WHAT THE EXERCISE ASKS:
Scan the data beneath this task and copy each line that includes "JSON".

── MATERIAL FOR THIS EXERCISE

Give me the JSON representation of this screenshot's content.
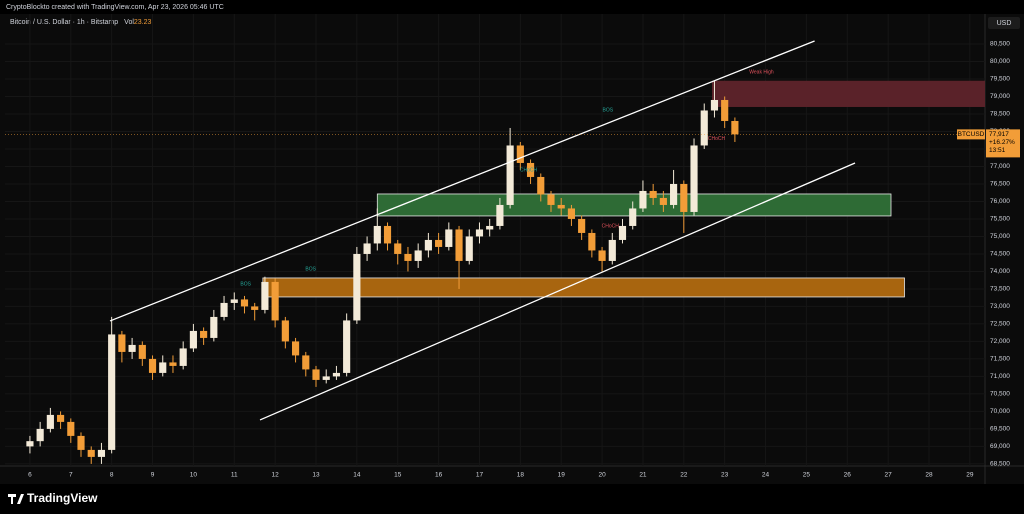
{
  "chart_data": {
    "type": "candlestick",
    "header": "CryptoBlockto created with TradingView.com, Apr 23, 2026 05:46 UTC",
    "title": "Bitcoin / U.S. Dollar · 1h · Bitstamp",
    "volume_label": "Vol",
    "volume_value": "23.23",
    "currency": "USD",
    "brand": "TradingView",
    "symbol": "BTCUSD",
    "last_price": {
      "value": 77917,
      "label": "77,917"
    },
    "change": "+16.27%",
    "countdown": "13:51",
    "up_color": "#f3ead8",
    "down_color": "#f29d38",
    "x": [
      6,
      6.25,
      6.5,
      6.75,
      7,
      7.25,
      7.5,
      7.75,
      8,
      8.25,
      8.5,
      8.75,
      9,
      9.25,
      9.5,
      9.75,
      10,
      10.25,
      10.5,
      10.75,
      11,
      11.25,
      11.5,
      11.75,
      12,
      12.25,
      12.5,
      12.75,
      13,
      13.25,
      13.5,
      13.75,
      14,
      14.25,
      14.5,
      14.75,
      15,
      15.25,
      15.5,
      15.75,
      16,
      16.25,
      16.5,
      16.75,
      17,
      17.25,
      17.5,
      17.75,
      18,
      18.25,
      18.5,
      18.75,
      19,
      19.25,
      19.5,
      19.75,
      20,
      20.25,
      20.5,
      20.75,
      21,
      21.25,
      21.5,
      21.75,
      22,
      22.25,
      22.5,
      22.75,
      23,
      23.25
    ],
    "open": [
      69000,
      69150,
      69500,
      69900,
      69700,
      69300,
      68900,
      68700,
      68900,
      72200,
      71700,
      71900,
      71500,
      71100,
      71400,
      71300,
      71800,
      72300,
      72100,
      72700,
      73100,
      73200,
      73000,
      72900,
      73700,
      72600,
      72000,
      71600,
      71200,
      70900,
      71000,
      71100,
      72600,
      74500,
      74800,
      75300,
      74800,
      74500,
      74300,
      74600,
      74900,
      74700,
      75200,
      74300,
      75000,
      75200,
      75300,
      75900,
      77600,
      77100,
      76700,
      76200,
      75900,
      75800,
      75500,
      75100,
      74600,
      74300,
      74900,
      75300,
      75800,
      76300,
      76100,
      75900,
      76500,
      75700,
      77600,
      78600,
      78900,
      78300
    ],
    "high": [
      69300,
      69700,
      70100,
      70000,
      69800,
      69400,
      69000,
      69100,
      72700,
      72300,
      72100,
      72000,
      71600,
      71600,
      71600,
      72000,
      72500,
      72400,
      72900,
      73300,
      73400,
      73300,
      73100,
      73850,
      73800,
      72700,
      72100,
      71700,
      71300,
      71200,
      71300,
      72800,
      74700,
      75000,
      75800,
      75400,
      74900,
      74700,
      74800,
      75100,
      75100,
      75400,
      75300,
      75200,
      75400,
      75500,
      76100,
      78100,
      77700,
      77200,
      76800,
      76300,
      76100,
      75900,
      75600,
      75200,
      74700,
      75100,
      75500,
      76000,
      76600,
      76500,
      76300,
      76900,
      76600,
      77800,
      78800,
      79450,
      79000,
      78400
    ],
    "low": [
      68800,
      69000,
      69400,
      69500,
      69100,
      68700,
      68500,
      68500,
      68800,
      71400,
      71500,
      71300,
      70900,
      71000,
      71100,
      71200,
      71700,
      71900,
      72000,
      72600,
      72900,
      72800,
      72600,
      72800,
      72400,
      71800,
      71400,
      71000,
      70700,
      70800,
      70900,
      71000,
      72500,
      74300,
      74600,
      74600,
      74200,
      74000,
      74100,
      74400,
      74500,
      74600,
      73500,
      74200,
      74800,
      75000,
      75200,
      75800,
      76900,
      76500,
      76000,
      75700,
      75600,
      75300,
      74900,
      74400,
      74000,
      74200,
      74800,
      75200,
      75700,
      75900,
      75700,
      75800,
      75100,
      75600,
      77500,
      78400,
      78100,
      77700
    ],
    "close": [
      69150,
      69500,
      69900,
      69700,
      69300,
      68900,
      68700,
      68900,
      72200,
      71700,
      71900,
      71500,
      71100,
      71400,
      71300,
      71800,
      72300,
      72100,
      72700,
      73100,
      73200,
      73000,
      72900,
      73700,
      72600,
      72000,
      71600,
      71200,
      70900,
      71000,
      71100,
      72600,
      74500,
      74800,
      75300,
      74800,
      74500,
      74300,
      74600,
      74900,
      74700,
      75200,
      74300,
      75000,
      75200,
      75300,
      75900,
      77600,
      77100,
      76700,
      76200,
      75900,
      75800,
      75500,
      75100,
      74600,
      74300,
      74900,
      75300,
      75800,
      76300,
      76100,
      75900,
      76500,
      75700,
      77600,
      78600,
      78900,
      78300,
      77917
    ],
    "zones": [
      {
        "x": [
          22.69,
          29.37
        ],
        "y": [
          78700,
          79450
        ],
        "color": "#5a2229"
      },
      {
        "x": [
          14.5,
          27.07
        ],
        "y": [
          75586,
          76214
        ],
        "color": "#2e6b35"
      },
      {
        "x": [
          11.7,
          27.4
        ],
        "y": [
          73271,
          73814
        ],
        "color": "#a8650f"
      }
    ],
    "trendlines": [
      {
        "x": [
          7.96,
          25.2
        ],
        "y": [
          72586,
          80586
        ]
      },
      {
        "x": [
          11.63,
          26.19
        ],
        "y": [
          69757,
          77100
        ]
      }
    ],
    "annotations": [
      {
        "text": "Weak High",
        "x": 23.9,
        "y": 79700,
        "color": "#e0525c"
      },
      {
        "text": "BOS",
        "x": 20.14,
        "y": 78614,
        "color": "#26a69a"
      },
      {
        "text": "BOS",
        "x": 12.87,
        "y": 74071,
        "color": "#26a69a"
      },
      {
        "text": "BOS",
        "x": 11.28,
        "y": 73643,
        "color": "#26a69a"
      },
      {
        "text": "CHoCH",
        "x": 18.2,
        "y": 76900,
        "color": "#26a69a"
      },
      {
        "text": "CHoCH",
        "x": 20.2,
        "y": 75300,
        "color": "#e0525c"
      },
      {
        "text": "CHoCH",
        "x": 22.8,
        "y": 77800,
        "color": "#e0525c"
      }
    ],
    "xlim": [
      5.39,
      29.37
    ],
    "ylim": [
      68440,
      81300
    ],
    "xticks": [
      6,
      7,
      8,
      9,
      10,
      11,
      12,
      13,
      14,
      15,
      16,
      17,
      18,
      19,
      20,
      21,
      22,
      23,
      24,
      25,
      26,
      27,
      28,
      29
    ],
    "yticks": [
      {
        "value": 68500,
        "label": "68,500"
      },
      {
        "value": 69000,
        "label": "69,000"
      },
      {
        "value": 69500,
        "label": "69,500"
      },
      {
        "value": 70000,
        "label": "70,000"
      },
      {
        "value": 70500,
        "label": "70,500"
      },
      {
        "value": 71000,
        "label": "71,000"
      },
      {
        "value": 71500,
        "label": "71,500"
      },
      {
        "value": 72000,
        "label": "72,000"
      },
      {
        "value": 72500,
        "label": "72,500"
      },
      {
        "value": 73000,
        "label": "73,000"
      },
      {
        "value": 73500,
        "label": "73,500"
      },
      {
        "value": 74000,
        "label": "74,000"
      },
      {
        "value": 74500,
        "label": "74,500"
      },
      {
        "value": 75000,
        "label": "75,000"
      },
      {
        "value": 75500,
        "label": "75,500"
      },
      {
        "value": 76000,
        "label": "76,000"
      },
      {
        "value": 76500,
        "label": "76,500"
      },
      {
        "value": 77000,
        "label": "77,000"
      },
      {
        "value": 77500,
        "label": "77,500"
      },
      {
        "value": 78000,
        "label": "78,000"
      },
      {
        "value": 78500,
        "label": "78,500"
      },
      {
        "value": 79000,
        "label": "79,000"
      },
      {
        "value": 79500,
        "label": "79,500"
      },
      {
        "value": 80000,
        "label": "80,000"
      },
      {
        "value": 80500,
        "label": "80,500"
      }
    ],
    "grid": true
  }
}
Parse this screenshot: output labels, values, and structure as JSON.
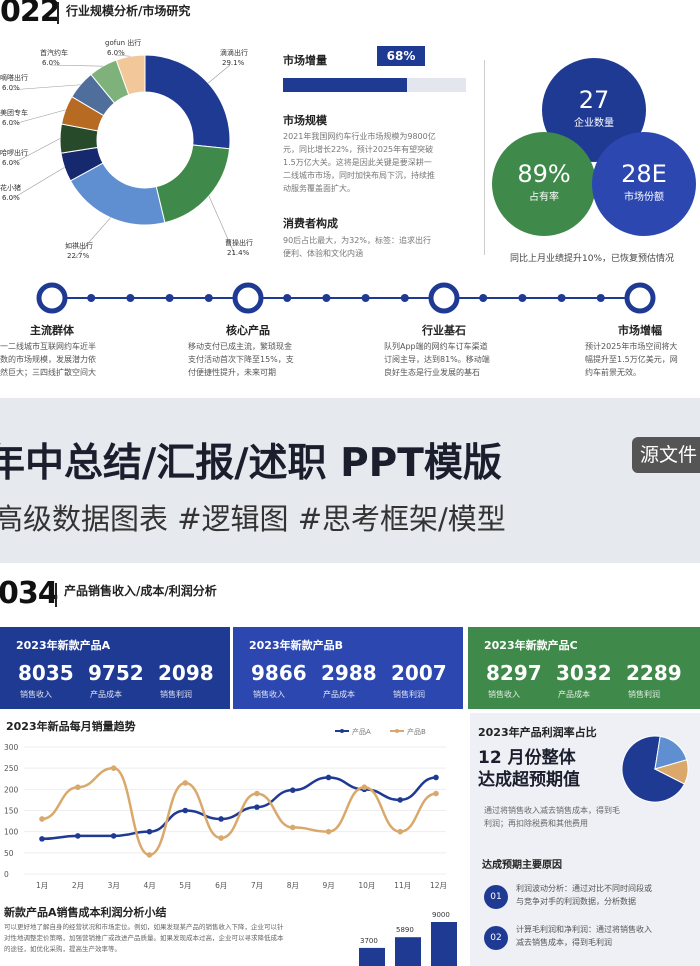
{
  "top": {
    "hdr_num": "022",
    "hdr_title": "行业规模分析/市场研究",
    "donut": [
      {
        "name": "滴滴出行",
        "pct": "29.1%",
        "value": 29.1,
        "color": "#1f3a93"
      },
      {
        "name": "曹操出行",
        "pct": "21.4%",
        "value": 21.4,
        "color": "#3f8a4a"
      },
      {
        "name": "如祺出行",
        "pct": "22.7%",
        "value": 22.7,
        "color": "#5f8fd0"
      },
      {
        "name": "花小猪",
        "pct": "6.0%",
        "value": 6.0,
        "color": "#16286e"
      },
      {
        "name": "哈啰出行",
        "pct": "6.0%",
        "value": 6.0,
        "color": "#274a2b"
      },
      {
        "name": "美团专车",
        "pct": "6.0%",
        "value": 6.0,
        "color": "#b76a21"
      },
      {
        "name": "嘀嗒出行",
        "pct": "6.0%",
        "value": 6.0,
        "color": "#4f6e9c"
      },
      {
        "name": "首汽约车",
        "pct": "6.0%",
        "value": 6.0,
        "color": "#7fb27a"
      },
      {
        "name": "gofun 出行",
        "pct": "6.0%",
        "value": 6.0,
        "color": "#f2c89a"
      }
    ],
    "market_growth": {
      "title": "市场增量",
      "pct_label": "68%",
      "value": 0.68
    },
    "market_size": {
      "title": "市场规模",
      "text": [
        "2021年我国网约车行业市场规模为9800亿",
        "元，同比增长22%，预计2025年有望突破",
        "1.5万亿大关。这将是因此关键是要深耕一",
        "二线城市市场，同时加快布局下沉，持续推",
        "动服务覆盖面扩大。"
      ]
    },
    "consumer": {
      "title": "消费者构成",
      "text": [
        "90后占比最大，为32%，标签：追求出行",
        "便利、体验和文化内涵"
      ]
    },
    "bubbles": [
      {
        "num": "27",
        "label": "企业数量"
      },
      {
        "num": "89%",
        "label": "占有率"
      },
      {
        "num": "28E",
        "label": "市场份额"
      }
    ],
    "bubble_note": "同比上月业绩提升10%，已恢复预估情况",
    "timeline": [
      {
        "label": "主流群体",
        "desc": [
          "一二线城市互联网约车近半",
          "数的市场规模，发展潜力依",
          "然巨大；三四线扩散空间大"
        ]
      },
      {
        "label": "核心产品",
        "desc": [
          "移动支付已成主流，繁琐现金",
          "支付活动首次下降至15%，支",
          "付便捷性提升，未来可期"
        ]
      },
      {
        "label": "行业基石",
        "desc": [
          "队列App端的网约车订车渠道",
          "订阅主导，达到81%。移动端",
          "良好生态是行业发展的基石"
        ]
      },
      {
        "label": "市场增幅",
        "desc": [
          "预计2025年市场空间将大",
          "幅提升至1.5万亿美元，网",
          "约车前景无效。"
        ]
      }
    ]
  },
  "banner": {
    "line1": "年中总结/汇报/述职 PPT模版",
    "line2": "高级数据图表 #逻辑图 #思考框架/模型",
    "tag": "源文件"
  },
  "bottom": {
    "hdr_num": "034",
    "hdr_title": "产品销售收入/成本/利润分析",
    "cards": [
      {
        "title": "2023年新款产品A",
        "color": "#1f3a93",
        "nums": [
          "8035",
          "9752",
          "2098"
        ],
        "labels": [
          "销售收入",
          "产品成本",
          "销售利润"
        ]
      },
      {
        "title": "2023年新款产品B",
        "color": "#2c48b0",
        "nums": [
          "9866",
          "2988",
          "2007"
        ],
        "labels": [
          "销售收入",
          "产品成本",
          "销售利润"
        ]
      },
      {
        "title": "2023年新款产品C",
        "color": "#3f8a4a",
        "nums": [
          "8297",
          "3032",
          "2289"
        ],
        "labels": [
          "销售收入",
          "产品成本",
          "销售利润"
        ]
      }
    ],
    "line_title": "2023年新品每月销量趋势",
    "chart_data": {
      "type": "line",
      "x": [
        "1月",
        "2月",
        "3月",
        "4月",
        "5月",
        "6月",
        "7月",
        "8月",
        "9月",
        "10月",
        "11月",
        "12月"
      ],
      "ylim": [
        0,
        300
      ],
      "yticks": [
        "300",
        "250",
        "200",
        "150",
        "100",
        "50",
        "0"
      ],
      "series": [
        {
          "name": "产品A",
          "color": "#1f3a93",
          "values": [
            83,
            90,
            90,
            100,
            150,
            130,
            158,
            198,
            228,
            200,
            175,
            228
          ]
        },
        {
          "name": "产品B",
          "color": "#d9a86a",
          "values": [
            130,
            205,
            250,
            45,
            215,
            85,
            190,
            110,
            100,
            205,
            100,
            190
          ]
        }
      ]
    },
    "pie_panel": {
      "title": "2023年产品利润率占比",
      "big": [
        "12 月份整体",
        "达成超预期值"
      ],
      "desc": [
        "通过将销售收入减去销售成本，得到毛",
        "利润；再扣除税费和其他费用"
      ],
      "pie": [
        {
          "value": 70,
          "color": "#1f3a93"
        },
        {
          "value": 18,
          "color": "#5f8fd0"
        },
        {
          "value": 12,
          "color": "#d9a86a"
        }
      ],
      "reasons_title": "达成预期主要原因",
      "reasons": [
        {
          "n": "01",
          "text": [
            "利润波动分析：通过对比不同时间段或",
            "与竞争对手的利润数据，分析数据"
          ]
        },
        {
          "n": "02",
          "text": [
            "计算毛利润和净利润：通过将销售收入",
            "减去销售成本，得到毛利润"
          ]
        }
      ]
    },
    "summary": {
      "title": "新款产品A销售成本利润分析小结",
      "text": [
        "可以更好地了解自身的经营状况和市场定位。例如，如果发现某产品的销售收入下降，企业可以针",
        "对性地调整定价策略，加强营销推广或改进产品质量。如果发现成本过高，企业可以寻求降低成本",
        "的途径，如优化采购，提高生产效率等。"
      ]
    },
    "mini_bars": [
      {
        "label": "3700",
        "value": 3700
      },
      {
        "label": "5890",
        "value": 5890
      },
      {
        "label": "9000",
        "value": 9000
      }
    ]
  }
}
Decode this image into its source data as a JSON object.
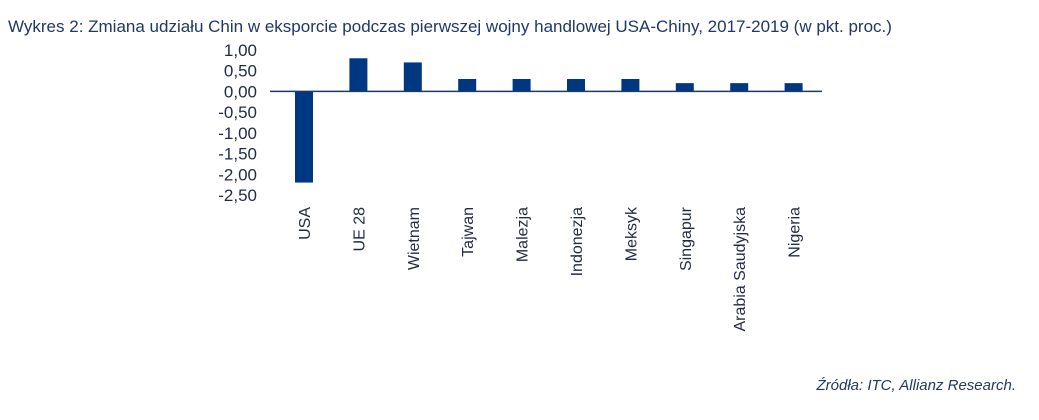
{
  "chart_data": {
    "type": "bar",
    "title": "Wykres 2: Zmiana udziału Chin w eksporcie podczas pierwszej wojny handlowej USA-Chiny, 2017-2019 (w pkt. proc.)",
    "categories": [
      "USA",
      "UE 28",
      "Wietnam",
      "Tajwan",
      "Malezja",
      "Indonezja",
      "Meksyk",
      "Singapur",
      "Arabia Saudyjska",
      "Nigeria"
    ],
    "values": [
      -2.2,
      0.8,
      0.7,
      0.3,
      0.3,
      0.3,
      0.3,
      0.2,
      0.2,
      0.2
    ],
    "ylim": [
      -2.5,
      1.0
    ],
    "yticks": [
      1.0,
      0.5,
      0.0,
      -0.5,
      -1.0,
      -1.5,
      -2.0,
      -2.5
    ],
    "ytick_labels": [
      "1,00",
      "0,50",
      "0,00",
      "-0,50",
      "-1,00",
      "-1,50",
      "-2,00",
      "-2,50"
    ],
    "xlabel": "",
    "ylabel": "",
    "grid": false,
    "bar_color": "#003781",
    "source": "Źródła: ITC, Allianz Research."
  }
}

────

CORRECT OUTPUT:
Give me the JSON representation of this screenshot's content.
Parse this screenshot: output labels, values, and structure as JSON.
Decode this image into its source data as a JSON object.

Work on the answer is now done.